Given exercise: Quote, verbatim, all material below, without pictures.
+-------+
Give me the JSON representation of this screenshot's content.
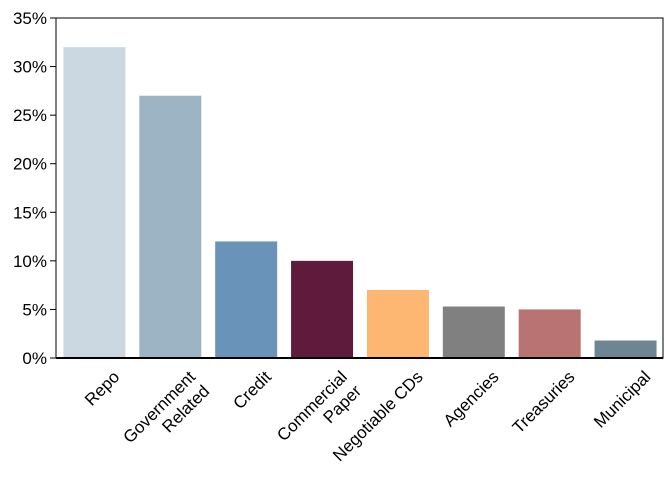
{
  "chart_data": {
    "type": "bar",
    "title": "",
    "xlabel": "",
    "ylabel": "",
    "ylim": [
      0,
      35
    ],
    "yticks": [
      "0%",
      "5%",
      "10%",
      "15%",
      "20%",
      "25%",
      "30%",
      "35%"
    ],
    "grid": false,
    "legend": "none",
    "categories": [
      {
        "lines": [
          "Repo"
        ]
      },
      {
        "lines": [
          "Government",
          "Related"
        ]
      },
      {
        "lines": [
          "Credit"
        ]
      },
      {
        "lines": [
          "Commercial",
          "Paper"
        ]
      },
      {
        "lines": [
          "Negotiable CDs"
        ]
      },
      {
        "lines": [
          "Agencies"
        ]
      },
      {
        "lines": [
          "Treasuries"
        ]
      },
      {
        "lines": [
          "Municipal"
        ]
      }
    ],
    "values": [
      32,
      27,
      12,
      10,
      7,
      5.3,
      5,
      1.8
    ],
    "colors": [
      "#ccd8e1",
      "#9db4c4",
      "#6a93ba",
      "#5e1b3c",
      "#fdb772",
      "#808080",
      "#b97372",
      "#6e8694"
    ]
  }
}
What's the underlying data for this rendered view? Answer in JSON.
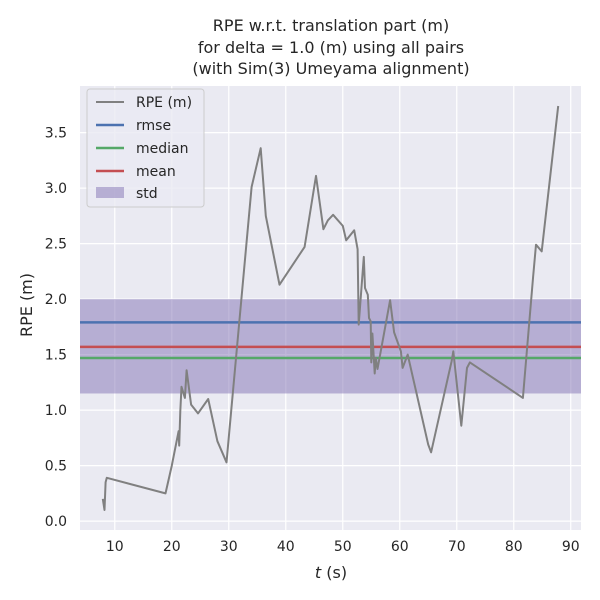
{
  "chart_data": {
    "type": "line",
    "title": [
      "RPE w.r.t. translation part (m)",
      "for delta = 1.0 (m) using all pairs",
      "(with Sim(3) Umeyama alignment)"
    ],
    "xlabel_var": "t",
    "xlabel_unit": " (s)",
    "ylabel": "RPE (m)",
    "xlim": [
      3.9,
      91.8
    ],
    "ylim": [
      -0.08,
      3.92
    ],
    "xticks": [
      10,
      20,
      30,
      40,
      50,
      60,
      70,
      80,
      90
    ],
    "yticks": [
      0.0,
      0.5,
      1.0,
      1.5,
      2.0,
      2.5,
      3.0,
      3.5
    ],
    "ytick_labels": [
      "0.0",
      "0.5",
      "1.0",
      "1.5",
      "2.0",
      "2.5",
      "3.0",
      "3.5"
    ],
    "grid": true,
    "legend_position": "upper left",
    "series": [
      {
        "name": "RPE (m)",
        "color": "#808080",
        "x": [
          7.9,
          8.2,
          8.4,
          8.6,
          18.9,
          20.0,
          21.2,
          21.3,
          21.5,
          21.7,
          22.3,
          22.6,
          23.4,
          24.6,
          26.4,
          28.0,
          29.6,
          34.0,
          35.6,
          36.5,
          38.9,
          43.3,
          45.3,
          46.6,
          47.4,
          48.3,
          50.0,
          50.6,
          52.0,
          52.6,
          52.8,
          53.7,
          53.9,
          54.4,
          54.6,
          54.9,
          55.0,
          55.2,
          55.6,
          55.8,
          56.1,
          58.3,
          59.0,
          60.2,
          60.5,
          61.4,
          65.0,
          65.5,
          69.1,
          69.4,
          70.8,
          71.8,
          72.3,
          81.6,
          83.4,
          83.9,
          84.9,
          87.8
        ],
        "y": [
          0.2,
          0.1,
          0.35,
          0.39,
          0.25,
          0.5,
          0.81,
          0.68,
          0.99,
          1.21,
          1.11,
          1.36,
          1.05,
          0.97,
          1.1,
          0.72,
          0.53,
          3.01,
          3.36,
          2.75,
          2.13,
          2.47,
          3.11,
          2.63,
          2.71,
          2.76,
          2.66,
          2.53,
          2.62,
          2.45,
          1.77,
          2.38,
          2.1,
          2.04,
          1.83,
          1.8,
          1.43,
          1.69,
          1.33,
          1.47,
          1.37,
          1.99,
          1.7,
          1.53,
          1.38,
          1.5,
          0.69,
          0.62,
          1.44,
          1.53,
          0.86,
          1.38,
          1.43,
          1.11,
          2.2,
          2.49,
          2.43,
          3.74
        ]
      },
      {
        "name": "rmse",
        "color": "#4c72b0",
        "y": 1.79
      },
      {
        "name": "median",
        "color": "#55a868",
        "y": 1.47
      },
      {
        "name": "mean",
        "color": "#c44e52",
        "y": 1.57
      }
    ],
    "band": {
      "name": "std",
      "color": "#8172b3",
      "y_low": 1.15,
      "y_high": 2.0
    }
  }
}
+-------+
Expected answer:
Give me the JSON representation of this screenshot's content.
{
  "chart_data": {
    "type": "bar",
    "title": "",
    "xlabel": "",
    "ylabel": "",
    "ylim": [
      0,
      35
    ],
    "yticks": [
      "0%",
      "5%",
      "10%",
      "15%",
      "20%",
      "25%",
      "30%",
      "35%"
    ],
    "grid": false,
    "legend": "none",
    "categories": [
      {
        "lines": [
          "Repo"
        ]
      },
      {
        "lines": [
          "Government",
          "Related"
        ]
      },
      {
        "lines": [
          "Credit"
        ]
      },
      {
        "lines": [
          "Commercial",
          "Paper"
        ]
      },
      {
        "lines": [
          "Negotiable CDs"
        ]
      },
      {
        "lines": [
          "Agencies"
        ]
      },
      {
        "lines": [
          "Treasuries"
        ]
      },
      {
        "lines": [
          "Municipal"
        ]
      }
    ],
    "values": [
      32,
      27,
      12,
      10,
      7,
      5.3,
      5,
      1.8
    ],
    "colors": [
      "#ccd8e1",
      "#9db4c4",
      "#6a93ba",
      "#5e1b3c",
      "#fdb772",
      "#808080",
      "#b97372",
      "#6e8694"
    ]
  }
}
What's the underlying data for this rendered view? Answer in JSON.
{
  "chart_data": {
    "type": "line",
    "title": [
      "RPE w.r.t. translation part (m)",
      "for delta = 1.0 (m) using all pairs",
      "(with Sim(3) Umeyama alignment)"
    ],
    "xlabel_var": "t",
    "xlabel_unit": " (s)",
    "ylabel": "RPE (m)",
    "xlim": [
      3.9,
      91.8
    ],
    "ylim": [
      -0.08,
      3.92
    ],
    "xticks": [
      10,
      20,
      30,
      40,
      50,
      60,
      70,
      80,
      90
    ],
    "yticks": [
      0.0,
      0.5,
      1.0,
      1.5,
      2.0,
      2.5,
      3.0,
      3.5
    ],
    "ytick_labels": [
      "0.0",
      "0.5",
      "1.0",
      "1.5",
      "2.0",
      "2.5",
      "3.0",
      "3.5"
    ],
    "grid": true,
    "legend_position": "upper left",
    "series": [
      {
        "name": "RPE (m)",
        "color": "#808080",
        "x": [
          7.9,
          8.2,
          8.4,
          8.6,
          18.9,
          20.0,
          21.2,
          21.3,
          21.5,
          21.7,
          22.3,
          22.6,
          23.4,
          24.6,
          26.4,
          28.0,
          29.6,
          34.0,
          35.6,
          36.5,
          38.9,
          43.3,
          45.3,
          46.6,
          47.4,
          48.3,
          50.0,
          50.6,
          52.0,
          52.6,
          52.8,
          53.7,
          53.9,
          54.4,
          54.6,
          54.9,
          55.0,
          55.2,
          55.6,
          55.8,
          56.1,
          58.3,
          59.0,
          60.2,
          60.5,
          61.4,
          65.0,
          65.5,
          69.1,
          69.4,
          70.8,
          71.8,
          72.3,
          81.6,
          83.4,
          83.9,
          84.9,
          87.8
        ],
        "y": [
          0.2,
          0.1,
          0.35,
          0.39,
          0.25,
          0.5,
          0.81,
          0.68,
          0.99,
          1.21,
          1.11,
          1.36,
          1.05,
          0.97,
          1.1,
          0.72,
          0.53,
          3.01,
          3.36,
          2.75,
          2.13,
          2.47,
          3.11,
          2.63,
          2.71,
          2.76,
          2.66,
          2.53,
          2.62,
          2.45,
          1.77,
          2.38,
          2.1,
          2.04,
          1.83,
          1.8,
          1.43,
          1.69,
          1.33,
          1.47,
          1.37,
          1.99,
          1.7,
          1.53,
          1.38,
          1.5,
          0.69,
          0.62,
          1.44,
          1.53,
          0.86,
          1.38,
          1.43,
          1.11,
          2.2,
          2.49,
          2.43,
          3.74
        ]
      },
      {
        "name": "rmse",
        "color": "#4c72b0",
        "y": 1.79
      },
      {
        "name": "median",
        "color": "#55a868",
        "y": 1.47
      },
      {
        "name": "mean",
        "color": "#c44e52",
        "y": 1.57
      }
    ],
    "band": {
      "name": "std",
      "color": "#8172b3",
      "y_low": 1.15,
      "y_high": 2.0
    }
  }
}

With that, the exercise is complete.